— GIVEN REQUEST —
Pull every line containing "icon" from the entries.

— GIVEN ENTRIES —
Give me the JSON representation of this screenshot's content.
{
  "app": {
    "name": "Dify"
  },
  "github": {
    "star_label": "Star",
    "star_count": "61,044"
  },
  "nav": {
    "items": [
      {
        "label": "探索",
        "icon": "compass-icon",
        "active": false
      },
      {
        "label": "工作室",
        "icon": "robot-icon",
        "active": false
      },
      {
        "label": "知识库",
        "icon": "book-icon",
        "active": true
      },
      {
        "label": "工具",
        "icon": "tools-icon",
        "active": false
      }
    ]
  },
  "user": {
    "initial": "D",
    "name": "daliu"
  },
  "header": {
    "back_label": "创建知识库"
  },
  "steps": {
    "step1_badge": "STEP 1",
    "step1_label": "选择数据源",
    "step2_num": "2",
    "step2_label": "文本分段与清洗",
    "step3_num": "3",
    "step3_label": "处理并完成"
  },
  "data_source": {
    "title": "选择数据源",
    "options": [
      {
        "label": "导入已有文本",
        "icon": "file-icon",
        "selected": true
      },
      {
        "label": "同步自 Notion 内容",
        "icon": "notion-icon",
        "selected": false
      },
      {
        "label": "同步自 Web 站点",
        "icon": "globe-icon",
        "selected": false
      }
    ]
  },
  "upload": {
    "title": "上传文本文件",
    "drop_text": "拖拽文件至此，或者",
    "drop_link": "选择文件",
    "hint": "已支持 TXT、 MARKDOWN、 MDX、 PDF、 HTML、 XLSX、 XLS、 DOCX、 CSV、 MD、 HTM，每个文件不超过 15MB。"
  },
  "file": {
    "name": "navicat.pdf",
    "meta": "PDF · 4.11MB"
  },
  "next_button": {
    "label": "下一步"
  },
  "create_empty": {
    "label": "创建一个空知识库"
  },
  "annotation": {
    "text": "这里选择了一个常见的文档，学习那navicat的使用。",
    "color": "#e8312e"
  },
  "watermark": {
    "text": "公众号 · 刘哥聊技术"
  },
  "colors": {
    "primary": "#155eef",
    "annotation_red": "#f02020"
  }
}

— ANSWER TO THIS EXERCISE —
        "icon": "compass-icon",
        "icon": "robot-icon",
        "icon": "book-icon",
        "icon": "tools-icon",
        "icon": "file-icon",
        "icon": "notion-icon",
        "icon": "globe-icon",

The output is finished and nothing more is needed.